• [Goal of the exercise]:
Select every line holding the word "pequeño" and copy it.

• [Entries]:
* * * *
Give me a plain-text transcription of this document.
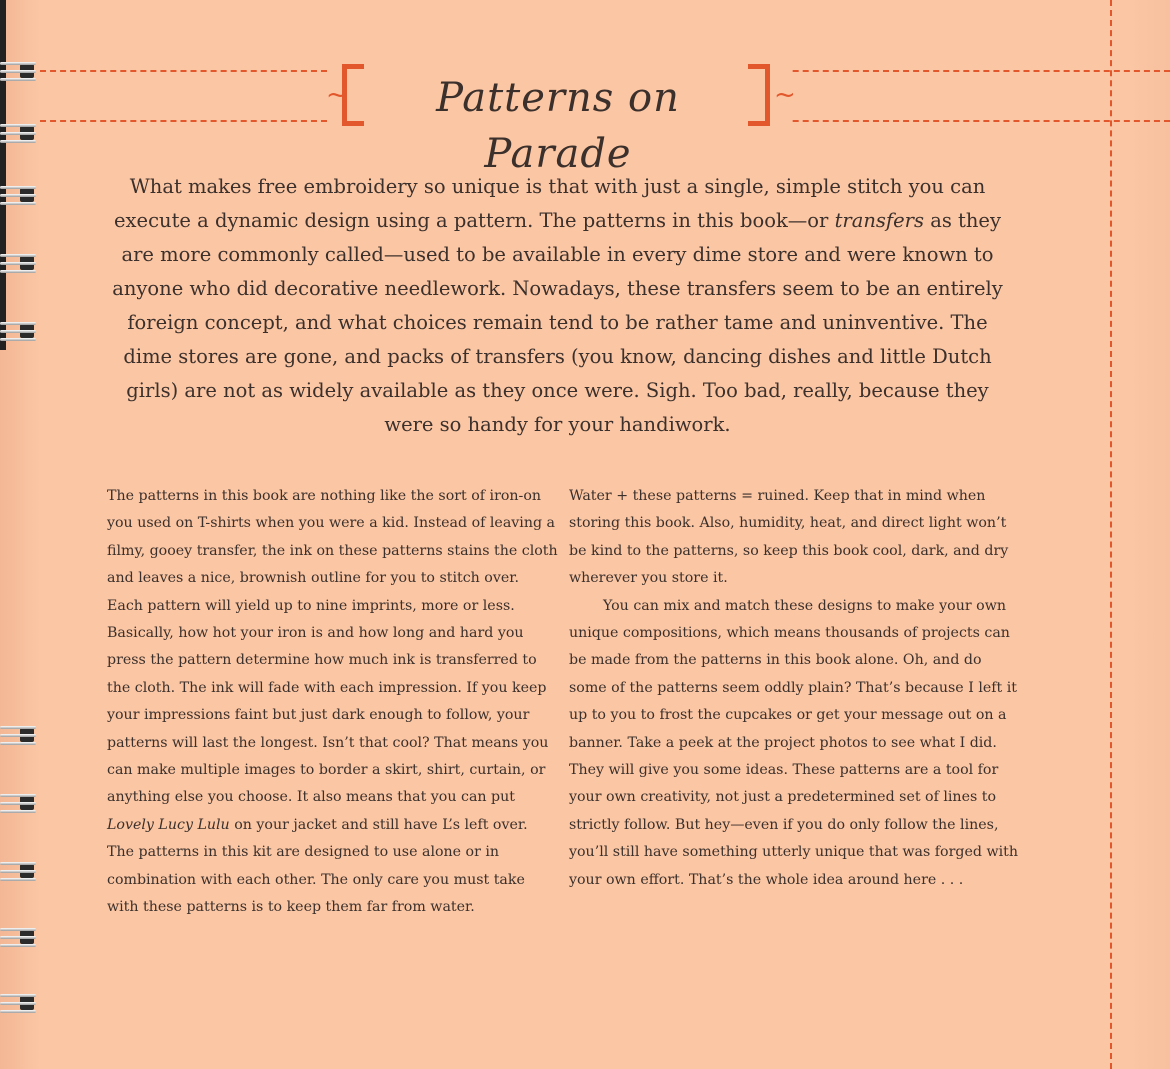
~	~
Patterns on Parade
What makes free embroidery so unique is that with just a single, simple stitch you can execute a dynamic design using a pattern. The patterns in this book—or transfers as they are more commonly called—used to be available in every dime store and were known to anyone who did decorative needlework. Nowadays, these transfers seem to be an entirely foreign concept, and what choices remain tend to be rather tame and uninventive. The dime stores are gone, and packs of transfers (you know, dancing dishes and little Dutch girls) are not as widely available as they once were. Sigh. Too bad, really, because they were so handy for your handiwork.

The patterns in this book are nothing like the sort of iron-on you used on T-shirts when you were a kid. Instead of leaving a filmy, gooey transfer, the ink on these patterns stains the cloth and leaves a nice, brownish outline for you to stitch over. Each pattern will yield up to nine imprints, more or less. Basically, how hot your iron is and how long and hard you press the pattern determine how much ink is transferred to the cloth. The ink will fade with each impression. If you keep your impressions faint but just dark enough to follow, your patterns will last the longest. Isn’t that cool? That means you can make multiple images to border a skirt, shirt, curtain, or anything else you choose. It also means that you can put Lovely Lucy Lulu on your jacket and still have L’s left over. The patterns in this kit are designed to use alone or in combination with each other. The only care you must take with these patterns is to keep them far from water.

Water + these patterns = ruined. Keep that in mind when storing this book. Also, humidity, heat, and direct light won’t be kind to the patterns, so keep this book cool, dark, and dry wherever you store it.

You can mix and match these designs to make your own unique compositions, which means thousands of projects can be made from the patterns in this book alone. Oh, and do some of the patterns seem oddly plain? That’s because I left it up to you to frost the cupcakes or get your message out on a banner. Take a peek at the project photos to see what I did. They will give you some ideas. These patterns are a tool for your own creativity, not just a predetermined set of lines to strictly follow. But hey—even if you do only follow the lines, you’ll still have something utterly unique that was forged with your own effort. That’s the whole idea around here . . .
* * * *
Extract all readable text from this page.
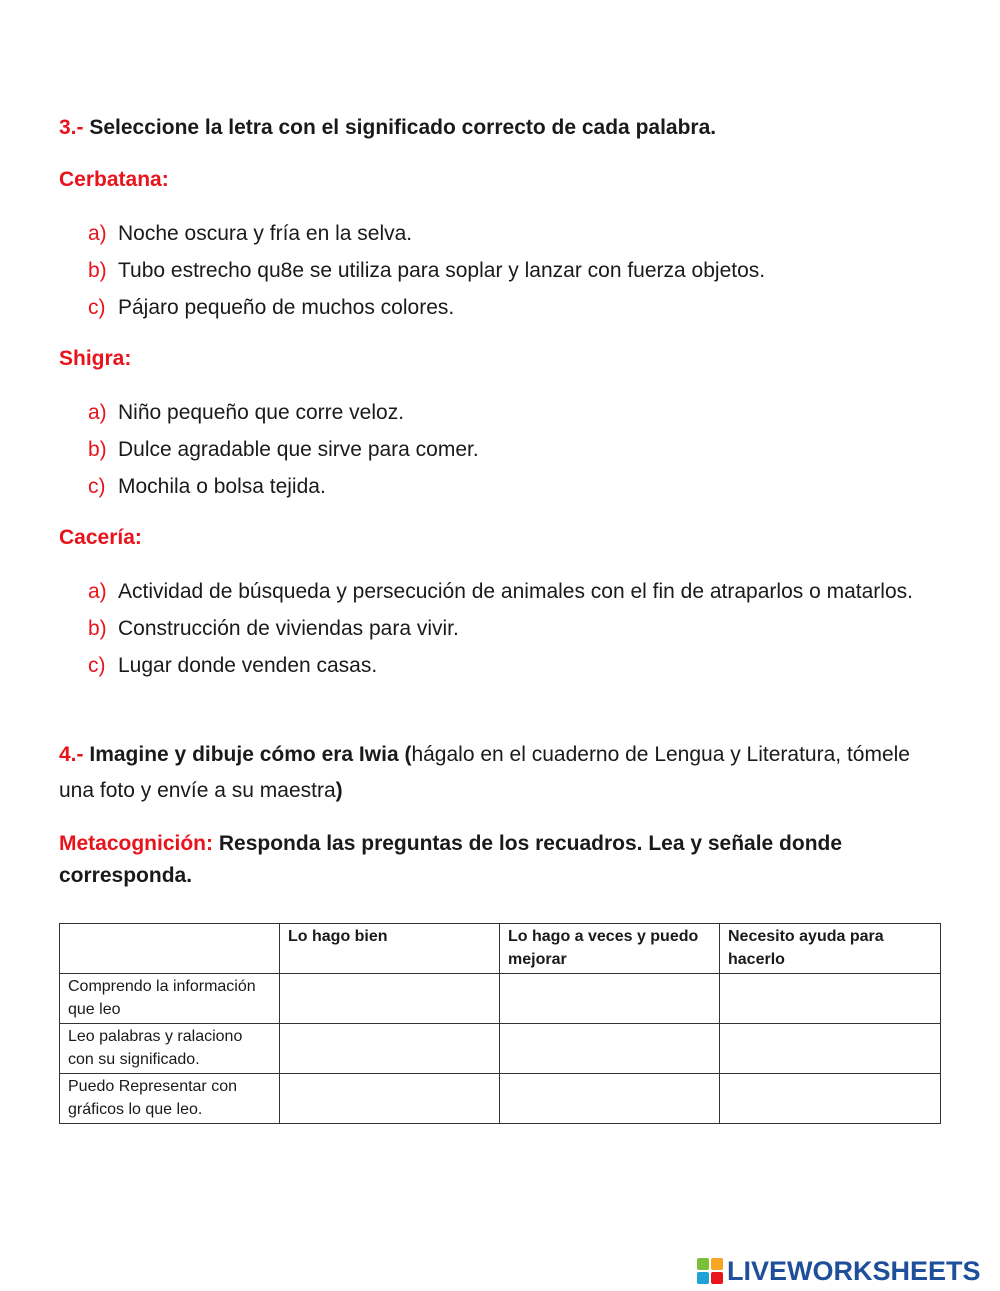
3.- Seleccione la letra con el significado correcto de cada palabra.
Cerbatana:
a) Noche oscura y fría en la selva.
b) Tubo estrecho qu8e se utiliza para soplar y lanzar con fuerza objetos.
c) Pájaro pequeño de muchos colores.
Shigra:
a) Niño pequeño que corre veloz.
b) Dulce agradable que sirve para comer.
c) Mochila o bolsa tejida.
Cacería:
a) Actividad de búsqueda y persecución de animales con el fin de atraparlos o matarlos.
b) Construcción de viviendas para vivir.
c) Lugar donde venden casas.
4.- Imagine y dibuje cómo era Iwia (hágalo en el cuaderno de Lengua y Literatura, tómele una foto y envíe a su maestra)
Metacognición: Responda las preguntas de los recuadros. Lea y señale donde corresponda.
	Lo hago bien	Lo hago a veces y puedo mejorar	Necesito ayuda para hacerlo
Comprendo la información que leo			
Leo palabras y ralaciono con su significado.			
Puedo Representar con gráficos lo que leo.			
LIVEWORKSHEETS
* * * *
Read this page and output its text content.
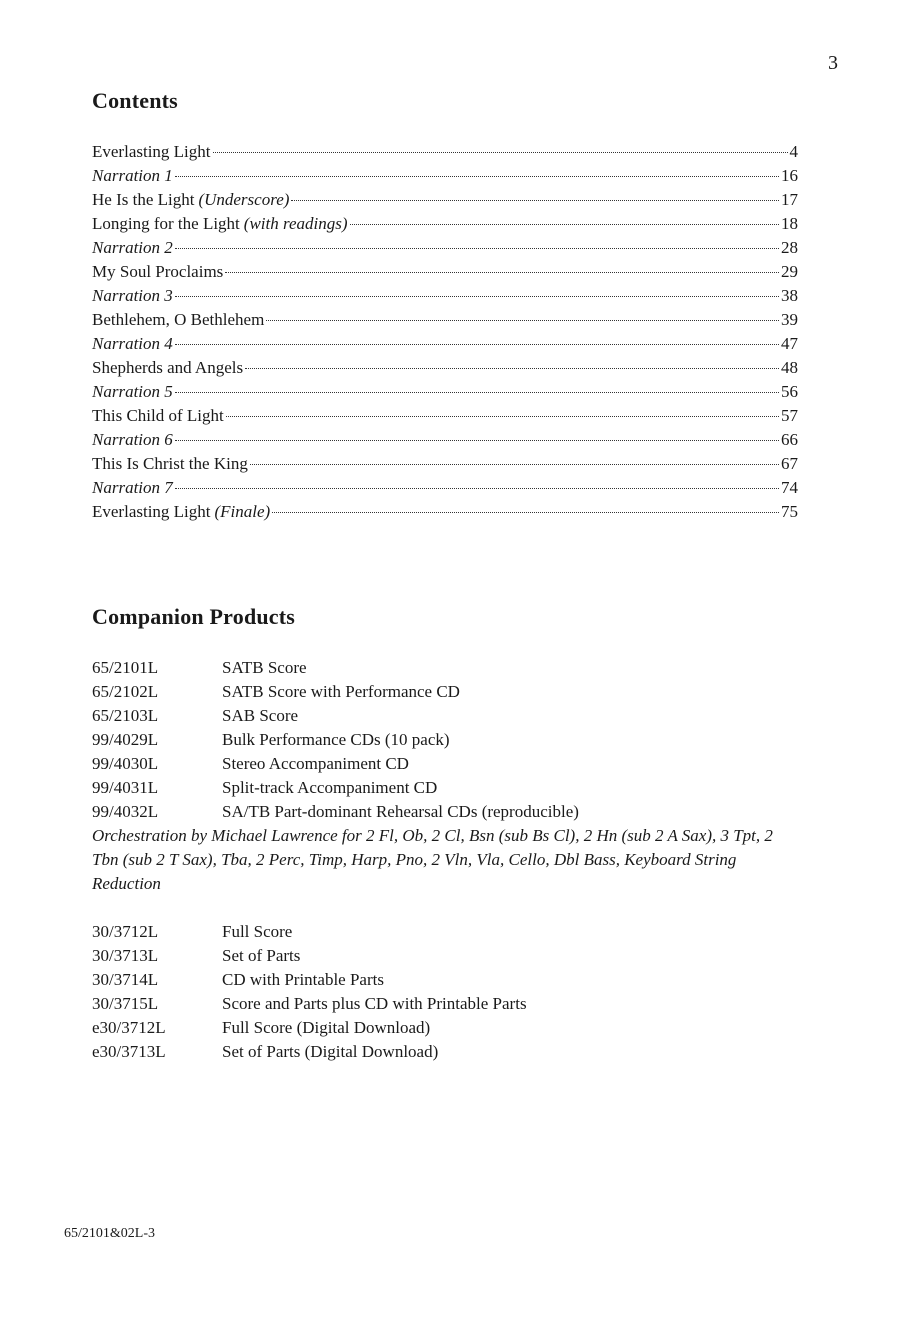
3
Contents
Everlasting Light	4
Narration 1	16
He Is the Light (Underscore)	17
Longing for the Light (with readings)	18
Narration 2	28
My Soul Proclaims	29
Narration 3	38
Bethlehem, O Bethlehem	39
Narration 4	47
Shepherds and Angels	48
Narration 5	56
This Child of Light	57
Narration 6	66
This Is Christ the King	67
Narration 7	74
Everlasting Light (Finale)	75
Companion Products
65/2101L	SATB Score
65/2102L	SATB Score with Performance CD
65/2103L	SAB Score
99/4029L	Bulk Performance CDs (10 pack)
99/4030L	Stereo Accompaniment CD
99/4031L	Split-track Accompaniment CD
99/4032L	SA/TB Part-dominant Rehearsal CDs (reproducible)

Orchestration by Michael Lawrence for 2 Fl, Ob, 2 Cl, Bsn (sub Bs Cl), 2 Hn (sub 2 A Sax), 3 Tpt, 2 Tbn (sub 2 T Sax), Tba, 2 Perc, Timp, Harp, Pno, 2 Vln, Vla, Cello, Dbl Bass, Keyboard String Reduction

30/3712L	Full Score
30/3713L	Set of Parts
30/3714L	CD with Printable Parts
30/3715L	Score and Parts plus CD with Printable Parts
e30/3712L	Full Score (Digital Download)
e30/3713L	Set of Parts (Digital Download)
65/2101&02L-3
* * * *
• [Finished task]:
c) Pájaro pequeño de muchos colores.
a) Niño pequeño que corre veloz.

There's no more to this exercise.